Count how many lines contain the word "Ungekuerzt". Please give only the number.

>> Begin

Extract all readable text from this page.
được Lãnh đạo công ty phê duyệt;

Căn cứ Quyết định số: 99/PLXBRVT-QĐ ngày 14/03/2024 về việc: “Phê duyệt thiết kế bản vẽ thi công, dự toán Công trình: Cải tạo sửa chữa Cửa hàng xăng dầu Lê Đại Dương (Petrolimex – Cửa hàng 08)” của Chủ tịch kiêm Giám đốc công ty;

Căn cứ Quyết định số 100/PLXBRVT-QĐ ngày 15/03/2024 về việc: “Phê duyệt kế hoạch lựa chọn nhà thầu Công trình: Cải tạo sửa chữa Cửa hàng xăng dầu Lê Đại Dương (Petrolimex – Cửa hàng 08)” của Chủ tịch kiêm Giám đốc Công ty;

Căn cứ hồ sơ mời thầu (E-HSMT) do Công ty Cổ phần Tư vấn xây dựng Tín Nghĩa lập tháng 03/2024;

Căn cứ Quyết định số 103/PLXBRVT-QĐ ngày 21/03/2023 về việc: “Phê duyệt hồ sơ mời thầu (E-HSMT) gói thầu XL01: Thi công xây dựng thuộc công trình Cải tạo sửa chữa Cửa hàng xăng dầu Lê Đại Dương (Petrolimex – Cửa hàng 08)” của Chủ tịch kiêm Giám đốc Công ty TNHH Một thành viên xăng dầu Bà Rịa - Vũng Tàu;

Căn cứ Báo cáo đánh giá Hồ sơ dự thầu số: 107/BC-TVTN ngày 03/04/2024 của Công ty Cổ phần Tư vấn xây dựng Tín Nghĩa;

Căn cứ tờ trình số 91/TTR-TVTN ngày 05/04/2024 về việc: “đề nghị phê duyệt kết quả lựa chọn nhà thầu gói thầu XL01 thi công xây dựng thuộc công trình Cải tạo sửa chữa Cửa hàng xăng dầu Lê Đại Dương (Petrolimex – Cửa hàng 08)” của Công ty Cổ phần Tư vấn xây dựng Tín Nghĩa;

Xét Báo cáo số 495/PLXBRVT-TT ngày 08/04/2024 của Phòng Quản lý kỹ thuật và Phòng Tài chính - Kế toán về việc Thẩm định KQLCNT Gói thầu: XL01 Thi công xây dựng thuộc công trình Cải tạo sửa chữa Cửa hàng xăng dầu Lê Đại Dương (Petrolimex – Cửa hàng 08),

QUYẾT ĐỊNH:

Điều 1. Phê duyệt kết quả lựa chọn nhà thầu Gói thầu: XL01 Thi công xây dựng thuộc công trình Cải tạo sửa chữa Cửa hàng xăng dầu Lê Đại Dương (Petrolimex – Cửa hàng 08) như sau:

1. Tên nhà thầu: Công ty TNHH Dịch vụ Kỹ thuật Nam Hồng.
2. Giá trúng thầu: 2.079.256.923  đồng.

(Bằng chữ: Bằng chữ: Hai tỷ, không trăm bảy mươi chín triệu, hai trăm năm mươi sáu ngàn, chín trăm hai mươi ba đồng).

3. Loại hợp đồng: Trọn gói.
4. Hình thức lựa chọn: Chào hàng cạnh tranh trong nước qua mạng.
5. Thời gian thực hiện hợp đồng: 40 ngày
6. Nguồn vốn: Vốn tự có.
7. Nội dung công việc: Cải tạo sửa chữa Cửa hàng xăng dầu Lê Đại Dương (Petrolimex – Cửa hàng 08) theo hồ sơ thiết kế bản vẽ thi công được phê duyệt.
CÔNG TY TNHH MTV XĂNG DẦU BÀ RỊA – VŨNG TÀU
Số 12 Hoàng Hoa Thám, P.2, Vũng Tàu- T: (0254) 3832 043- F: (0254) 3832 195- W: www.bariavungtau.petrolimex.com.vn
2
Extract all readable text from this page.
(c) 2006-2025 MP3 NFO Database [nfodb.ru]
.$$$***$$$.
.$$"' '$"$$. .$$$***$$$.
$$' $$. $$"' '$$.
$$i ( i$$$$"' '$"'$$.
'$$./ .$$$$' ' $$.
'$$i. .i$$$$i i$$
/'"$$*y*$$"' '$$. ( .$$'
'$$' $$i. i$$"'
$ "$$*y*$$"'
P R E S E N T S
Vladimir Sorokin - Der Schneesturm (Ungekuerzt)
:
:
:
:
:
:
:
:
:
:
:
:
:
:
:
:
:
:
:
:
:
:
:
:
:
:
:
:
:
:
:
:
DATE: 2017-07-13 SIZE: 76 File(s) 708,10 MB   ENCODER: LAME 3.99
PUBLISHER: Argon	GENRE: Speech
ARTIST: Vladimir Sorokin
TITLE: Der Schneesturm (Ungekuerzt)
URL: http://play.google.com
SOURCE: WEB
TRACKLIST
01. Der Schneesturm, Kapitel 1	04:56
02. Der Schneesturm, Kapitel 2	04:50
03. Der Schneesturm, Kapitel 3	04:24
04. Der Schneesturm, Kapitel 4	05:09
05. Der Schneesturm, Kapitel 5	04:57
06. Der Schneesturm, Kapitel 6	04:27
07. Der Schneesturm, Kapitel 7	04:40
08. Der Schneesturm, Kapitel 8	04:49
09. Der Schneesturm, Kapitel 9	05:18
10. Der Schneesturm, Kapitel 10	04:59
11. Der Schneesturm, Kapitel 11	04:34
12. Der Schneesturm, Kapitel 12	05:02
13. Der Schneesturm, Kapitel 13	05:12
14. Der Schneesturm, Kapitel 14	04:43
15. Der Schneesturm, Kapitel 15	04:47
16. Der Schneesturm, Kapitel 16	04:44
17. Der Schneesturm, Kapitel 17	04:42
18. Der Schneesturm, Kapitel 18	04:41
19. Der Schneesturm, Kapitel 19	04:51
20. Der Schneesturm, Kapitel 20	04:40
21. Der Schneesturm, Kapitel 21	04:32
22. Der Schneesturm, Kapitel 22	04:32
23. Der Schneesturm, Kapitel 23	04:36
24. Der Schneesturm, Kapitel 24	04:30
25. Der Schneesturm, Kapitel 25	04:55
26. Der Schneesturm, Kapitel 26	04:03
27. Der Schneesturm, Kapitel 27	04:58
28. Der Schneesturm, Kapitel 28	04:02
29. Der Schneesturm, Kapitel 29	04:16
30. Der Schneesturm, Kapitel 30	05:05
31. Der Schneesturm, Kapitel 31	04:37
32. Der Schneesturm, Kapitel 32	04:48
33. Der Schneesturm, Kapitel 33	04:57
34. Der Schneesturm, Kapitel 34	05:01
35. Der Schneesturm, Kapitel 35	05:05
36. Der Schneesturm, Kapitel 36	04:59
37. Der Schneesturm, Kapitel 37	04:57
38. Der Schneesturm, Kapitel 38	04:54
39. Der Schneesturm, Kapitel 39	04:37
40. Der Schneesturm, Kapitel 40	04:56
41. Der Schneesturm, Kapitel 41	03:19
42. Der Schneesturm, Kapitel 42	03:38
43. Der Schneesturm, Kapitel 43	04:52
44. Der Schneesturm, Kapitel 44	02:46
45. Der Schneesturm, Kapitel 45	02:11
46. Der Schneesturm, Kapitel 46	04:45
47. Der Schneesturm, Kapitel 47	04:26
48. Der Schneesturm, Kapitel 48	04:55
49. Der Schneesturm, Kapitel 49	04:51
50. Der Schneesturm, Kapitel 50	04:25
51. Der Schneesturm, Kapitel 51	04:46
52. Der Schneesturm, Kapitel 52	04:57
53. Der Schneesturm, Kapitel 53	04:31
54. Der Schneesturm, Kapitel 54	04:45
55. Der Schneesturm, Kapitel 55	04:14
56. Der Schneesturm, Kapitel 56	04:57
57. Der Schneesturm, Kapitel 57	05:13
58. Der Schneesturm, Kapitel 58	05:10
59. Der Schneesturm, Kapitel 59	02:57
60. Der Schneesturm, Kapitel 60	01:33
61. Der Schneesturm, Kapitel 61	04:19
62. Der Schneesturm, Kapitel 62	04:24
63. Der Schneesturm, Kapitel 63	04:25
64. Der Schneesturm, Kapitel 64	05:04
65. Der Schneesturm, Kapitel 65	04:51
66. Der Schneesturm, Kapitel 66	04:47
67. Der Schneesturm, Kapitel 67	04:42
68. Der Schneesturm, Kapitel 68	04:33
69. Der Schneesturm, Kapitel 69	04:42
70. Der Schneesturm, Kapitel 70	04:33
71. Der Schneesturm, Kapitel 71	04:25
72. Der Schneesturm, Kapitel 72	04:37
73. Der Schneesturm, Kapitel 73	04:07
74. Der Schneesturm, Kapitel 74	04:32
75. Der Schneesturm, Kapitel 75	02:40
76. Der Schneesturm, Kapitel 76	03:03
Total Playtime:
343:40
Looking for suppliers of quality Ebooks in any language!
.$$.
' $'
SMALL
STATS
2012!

>> End

* **ANSWER**
2